**** Entries provided ****
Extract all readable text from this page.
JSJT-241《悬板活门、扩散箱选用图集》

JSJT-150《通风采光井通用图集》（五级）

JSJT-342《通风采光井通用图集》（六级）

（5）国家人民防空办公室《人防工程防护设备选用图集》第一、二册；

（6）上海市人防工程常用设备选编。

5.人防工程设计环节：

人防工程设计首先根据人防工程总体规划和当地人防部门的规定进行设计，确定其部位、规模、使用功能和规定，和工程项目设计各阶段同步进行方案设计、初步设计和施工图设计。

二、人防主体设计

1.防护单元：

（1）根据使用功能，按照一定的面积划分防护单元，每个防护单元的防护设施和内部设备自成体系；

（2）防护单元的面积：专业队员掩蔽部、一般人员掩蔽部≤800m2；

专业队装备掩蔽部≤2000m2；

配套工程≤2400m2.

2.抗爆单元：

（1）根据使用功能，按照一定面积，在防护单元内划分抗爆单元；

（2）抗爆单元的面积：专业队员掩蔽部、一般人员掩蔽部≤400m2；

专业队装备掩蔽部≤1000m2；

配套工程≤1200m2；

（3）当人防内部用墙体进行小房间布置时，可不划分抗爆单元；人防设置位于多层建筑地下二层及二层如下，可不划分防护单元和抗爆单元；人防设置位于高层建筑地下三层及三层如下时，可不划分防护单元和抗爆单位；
****
Take the entries above and copy them out exactly.

Extract all readable text from this page.
JSJT-241《悬板活门、扩散箱选用图集》

JSJT-150《通风采光井通用图集》（五级）

JSJT-342《通风采光井通用图集》（六级）

（5）国家人民防空办公室《人防工程防护设备选用图集》第一、二册；

（6）上海市人防工程常用设备选编。

5.人防工程设计环节：

人防工程设计首先根据人防工程总体规划和当地人防部门的规定进行设计，确定其部位、规模、使用功能和规定，和工程项目设计各阶段同步进行方案设计、初步设计和施工图设计。

二、人防主体设计

1.防护单元：

（1）根据使用功能，按照一定的面积划分防护单元，每个防护单元的防护设施和内部设备自成体系；

（2）防护单元的面积：专业队员掩蔽部、一般人员掩蔽部≤800m2；

专业队装备掩蔽部≤2000m2；

配套工程≤2400m2.

2.抗爆单元：

（1）根据使用功能，按照一定面积，在防护单元内划分抗爆单元；

（2）抗爆单元的面积：专业队员掩蔽部、一般人员掩蔽部≤400m2；

专业队装备掩蔽部≤1000m2；

配套工程≤1200m2；

（3）当人防内部用墙体进行小房间布置时，可不划分抗爆单元；人防设置位于多层建筑地下二层及二层如下，可不划分防护单元和抗爆单元；人防设置位于高层建筑地下三层及三层如下时，可不划分防护单元和抗爆单位；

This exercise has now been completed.